Document passage:
Millions donated by British public to help Ethiopian famine victims 'was
used by warlords to buy weapons'

By
<http://www.dailymail.co.uk/home/search.html?s=y&authornamef=Lucy+Ballinger>
Lucy Ballinger
Last updated at 6:57 PM on 03rd March 2010

Millions of pounds raised by Live Aid was spent on weapons, it has been
claimed.

Money donated to buy food for Ethiopian famine victims was instead used by
rebel leaders who used it to buy weapons.

Sir Bob Geldof's Live Aid raised £40million for those starving in Ethiopia,
along with other charities who also sent over aid.

But although millions of lives were saved by the Western aid that poured
into the country, it is now claimed not all of the cash went to the most
needy.

Of the £63million that flowed into the country in 1985, it is claimed that
just 5% was spent on famine relief, with the rest going on weapons and
attempts to overthrow the government.

The extraordinary claims have been made by former rebels, who told the BBC
they posed as merchants in meetings with charity workers to get aid money.

Insurgents would dress up and show sacks filled with sand, not grain, in a
'drama' to ensure they were handed millions of pounds.

Recently declassified CIA documents confirmed that insurgents were 'using
the famine and relief efforts for their own purposes'.

They said: 'Some funds that insurgent organisations are raising for relief
operations, as a result of increased world publicity, are almost certainly
being diverted for military purposes.'

Christian Aid worker Max Peberdy was one of those paying to local merchants,
which he believed was being spent on grain - but apparently went straight to
the rebels.

Mr Peberdy carried nearly £300,000 in Ethiopian currency across the border
from neighbouring Sudan in 1984 to buy grain from men he believed were
Ethiopian farmers.

A picture shows him counting out bundles of money for a grain merchant,
while an official from the Relief Society of Tigray (REST) - the
humanitarian arm of the rebel party - documents the transaction.

Mr Peberdy said: 'As far as we were concerned and as far as we were told by
REST the people we were dealing with were merchants.

'It's 25 years since this happened, and in the 25 years it's the first time
anybody has claimed such a thing.'

But the merchant he is pictured with claims he was a senior member of the
Tigray People's Liberation Front (TPLF) and half the sacks of 'grain' were
filled with sand.

Gebremedhin Araya, who now lives in exile in Australia, said: 'I was given
clothes to make me look like a Muslim merchant. This was a trick for the
NGOs.

'They came, I showed them 10,000 quintals of grain. The front side is the
grain, the other side is full of sacks of sand. If there is 1,000 quintals
500 quintals is full of sacks of sand.

'I showed them like this for about ten places and they gave me two million
cash at hand. We repeat the same action like that.'

The money he was given was passed on to TPLF leaders, it is claimed that
among them was Meles Zenawi - who became Ethiopia's prime minister in 1991
after the rebel army overthrew Ethiopia's Marxist government.

Former commander Aregawi Berhe confirmed this to BBC's Assignment - Aid for
Arms in Ethiopia investigation, which will be broadcast tomorrow night
(Thursday 8.00pm BBC World Service).

Mr Berhe, who now lives in exile in Holland, said when the northern province
of Tigray was hit by a terrible famine in 1985 'aid money was flowing'.

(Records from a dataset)
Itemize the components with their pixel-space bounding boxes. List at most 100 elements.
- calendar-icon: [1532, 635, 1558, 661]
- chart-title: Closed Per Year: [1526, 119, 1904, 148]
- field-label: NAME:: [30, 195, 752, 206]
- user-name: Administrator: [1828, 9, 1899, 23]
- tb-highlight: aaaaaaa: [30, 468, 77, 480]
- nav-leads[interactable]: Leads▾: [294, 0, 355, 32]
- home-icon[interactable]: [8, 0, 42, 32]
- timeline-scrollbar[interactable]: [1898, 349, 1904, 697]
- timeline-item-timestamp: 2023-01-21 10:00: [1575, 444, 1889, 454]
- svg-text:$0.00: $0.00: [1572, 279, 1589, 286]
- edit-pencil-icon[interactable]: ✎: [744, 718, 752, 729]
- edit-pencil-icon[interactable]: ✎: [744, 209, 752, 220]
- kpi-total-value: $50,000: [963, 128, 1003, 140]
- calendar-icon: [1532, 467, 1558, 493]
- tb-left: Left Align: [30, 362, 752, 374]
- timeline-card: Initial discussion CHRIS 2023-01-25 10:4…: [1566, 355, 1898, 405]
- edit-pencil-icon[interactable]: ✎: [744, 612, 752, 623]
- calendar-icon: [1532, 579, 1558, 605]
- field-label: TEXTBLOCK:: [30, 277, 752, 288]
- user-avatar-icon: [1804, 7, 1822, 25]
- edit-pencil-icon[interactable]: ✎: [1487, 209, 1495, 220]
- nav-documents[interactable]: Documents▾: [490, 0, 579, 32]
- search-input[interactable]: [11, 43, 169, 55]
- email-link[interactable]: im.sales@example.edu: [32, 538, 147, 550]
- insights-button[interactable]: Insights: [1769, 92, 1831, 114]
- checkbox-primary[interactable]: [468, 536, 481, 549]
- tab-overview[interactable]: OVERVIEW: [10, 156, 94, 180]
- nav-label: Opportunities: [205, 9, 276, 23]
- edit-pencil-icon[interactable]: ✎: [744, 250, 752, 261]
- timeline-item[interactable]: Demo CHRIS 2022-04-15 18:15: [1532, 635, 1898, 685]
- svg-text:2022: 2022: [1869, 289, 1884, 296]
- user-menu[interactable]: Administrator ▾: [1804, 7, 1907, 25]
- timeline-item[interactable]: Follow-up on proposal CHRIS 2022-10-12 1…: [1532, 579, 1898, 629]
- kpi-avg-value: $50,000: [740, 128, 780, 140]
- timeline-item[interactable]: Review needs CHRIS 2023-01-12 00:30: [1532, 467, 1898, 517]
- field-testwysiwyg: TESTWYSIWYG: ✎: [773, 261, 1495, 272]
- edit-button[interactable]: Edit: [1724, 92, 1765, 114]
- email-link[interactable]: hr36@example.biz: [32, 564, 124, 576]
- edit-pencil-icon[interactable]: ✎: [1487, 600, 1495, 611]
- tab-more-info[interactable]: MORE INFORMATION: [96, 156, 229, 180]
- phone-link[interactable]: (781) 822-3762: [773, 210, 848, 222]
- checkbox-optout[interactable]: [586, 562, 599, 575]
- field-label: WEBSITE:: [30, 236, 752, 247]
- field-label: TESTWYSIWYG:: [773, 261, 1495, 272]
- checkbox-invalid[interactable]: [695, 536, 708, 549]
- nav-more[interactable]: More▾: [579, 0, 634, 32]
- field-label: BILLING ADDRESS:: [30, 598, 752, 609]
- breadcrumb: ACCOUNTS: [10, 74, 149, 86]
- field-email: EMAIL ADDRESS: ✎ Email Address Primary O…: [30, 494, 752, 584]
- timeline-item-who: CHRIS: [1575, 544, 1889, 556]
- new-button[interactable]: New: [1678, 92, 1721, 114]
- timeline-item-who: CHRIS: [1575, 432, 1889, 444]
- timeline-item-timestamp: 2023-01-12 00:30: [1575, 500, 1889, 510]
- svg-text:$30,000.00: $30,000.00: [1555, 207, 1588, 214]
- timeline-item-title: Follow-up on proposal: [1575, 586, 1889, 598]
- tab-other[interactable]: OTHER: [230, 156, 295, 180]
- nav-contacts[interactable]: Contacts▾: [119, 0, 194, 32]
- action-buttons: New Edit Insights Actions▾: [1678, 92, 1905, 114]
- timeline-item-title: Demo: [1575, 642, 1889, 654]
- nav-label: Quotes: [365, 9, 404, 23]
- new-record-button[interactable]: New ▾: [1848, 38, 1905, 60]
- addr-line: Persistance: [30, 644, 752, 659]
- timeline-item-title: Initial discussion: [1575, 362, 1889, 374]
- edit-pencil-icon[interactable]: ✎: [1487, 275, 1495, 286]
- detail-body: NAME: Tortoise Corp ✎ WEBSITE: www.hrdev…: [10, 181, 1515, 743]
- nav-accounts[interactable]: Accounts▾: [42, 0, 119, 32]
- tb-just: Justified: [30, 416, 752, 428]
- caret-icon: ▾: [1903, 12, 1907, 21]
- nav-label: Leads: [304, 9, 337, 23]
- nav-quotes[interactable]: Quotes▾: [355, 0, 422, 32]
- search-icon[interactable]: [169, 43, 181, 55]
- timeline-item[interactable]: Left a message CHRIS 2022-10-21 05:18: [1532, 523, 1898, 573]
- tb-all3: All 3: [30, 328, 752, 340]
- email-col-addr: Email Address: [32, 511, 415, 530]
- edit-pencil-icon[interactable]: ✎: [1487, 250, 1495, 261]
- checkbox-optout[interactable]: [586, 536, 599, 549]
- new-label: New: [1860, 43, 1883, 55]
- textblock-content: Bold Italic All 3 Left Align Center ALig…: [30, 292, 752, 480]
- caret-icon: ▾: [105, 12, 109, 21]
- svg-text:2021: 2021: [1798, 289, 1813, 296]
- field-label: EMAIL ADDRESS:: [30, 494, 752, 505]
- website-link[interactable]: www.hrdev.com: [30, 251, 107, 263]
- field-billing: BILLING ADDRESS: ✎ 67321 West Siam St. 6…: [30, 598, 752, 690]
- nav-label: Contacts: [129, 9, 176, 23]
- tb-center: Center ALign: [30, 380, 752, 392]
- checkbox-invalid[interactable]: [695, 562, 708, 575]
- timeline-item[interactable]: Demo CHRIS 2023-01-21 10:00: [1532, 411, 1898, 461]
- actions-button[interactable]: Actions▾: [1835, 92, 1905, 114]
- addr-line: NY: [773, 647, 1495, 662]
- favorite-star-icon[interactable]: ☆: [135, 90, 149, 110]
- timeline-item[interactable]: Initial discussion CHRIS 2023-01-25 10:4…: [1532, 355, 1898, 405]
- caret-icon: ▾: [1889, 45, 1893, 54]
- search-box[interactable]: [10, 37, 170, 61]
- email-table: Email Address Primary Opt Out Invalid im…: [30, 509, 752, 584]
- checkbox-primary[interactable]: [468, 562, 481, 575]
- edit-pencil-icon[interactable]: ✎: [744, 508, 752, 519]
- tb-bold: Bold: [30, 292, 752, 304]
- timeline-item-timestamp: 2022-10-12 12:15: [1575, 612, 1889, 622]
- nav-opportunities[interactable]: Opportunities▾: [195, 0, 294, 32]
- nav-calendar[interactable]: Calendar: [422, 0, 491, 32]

Aim:
Copy the stretch of the Live Aid article from "A picture shows" through "documents the transaction." word for word. The items are material separate from the Live Aid article.

Complete output:
A picture shows him counting out bundles of money for a grain merchant,
while an official from the Relief Society of Tigray (REST) - the
humanitarian arm of the rebel party - documents the transaction.